▼▼▼

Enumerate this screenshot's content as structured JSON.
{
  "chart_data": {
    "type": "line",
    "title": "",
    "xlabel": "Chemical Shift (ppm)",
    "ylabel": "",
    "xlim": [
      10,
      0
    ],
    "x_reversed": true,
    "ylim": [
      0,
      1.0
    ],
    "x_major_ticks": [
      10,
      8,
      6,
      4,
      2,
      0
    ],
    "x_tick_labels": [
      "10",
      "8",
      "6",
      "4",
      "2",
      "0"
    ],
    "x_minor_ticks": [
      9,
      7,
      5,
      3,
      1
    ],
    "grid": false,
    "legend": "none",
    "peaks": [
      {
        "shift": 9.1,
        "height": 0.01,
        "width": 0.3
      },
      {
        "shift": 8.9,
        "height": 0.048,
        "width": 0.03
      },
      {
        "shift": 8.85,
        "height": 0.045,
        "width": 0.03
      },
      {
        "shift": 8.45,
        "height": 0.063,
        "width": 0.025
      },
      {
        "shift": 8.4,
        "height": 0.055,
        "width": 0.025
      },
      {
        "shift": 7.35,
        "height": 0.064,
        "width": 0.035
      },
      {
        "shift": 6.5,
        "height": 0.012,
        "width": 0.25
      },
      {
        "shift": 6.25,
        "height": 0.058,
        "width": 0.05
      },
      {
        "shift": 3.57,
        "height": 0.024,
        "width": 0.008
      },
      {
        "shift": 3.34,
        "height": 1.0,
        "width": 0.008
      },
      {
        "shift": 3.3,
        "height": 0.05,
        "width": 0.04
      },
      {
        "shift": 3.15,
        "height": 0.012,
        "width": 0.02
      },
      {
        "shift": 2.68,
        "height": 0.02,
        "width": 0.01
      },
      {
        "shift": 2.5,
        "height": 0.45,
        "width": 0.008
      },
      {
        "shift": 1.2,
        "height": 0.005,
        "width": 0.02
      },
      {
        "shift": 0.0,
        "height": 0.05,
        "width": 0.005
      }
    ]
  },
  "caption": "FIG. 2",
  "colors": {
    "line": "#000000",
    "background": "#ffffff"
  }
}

▲▲▲

- **WHAT IS REQUIRED**
Repeat the data above exactly.

- **SOLUTION BELOW**
Enumerate this screenshot's content as structured JSON.
{
  "chart_data": {
    "type": "line",
    "title": "",
    "xlabel": "Chemical Shift (ppm)",
    "ylabel": "",
    "xlim": [
      10,
      0
    ],
    "x_reversed": true,
    "ylim": [
      0,
      1.0
    ],
    "x_major_ticks": [
      10,
      8,
      6,
      4,
      2,
      0
    ],
    "x_tick_labels": [
      "10",
      "8",
      "6",
      "4",
      "2",
      "0"
    ],
    "x_minor_ticks": [
      9,
      7,
      5,
      3,
      1
    ],
    "grid": false,
    "legend": "none",
    "peaks": [
      {
        "shift": 9.1,
        "height": 0.01,
        "width": 0.3
      },
      {
        "shift": 8.9,
        "height": 0.048,
        "width": 0.03
      },
      {
        "shift": 8.85,
        "height": 0.045,
        "width": 0.03
      },
      {
        "shift": 8.45,
        "height": 0.063,
        "width": 0.025
      },
      {
        "shift": 8.4,
        "height": 0.055,
        "width": 0.025
      },
      {
        "shift": 7.35,
        "height": 0.064,
        "width": 0.035
      },
      {
        "shift": 6.5,
        "height": 0.012,
        "width": 0.25
      },
      {
        "shift": 6.25,
        "height": 0.058,
        "width": 0.05
      },
      {
        "shift": 3.57,
        "height": 0.024,
        "width": 0.008
      },
      {
        "shift": 3.34,
        "height": 1.0,
        "width": 0.008
      },
      {
        "shift": 3.3,
        "height": 0.05,
        "width": 0.04
      },
      {
        "shift": 3.15,
        "height": 0.012,
        "width": 0.02
      },
      {
        "shift": 2.68,
        "height": 0.02,
        "width": 0.01
      },
      {
        "shift": 2.5,
        "height": 0.45,
        "width": 0.008
      },
      {
        "shift": 1.2,
        "height": 0.005,
        "width": 0.02
      },
      {
        "shift": 0.0,
        "height": 0.05,
        "width": 0.005
      }
    ]
  },
  "caption": "FIG. 2",
  "colors": {
    "line": "#000000",
    "background": "#ffffff"
  }
}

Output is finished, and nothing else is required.